Collected data entries
################
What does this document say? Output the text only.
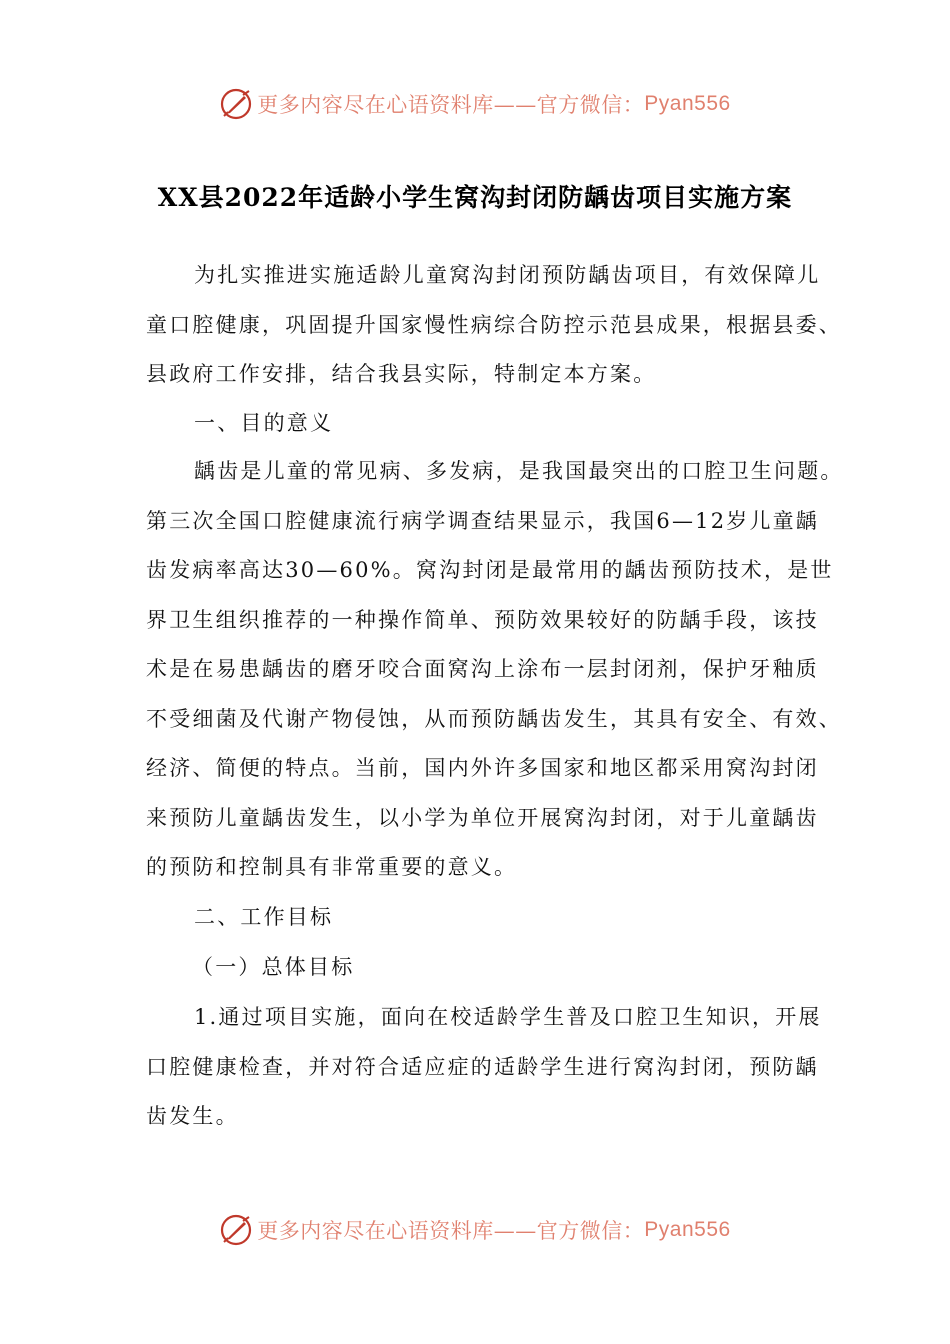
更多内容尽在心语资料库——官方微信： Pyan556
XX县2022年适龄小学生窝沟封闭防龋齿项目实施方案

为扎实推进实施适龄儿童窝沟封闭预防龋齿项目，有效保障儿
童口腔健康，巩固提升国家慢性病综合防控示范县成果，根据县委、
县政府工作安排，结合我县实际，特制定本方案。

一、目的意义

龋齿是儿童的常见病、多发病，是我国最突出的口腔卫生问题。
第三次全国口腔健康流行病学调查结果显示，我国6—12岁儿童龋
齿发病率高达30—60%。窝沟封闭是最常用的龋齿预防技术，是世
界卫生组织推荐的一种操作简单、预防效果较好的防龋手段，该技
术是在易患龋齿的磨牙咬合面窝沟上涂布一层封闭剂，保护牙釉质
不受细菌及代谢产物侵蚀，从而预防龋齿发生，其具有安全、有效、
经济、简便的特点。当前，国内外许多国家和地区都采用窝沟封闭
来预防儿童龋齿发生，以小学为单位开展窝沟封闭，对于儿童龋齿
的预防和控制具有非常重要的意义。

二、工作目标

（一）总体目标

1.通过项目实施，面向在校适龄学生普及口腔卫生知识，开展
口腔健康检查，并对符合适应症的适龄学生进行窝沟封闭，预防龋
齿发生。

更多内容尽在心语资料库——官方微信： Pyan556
################
Exactly reproduce the entries above, minus the pictures.

** Output for this task **
What does this document say? Output the text only.
更多内容尽在心语资料库——官方微信： Pyan556
XX县2022年适龄小学生窝沟封闭防龋齿项目实施方案

为扎实推进实施适龄儿童窝沟封闭预防龋齿项目，有效保障儿
童口腔健康，巩固提升国家慢性病综合防控示范县成果，根据县委、
县政府工作安排，结合我县实际，特制定本方案。

一、目的意义

龋齿是儿童的常见病、多发病，是我国最突出的口腔卫生问题。
第三次全国口腔健康流行病学调查结果显示，我国6—12岁儿童龋
齿发病率高达30—60%。窝沟封闭是最常用的龋齿预防技术，是世
界卫生组织推荐的一种操作简单、预防效果较好的防龋手段，该技
术是在易患龋齿的磨牙咬合面窝沟上涂布一层封闭剂，保护牙釉质
不受细菌及代谢产物侵蚀，从而预防龋齿发生，其具有安全、有效、
经济、简便的特点。当前，国内外许多国家和地区都采用窝沟封闭
来预防儿童龋齿发生，以小学为单位开展窝沟封闭，对于儿童龋齿
的预防和控制具有非常重要的意义。

二、工作目标

（一）总体目标

1.通过项目实施，面向在校适龄学生普及口腔卫生知识，开展
口腔健康检查，并对符合适应症的适龄学生进行窝沟封闭，预防龋
齿发生。

更多内容尽在心语资料库——官方微信： Pyan556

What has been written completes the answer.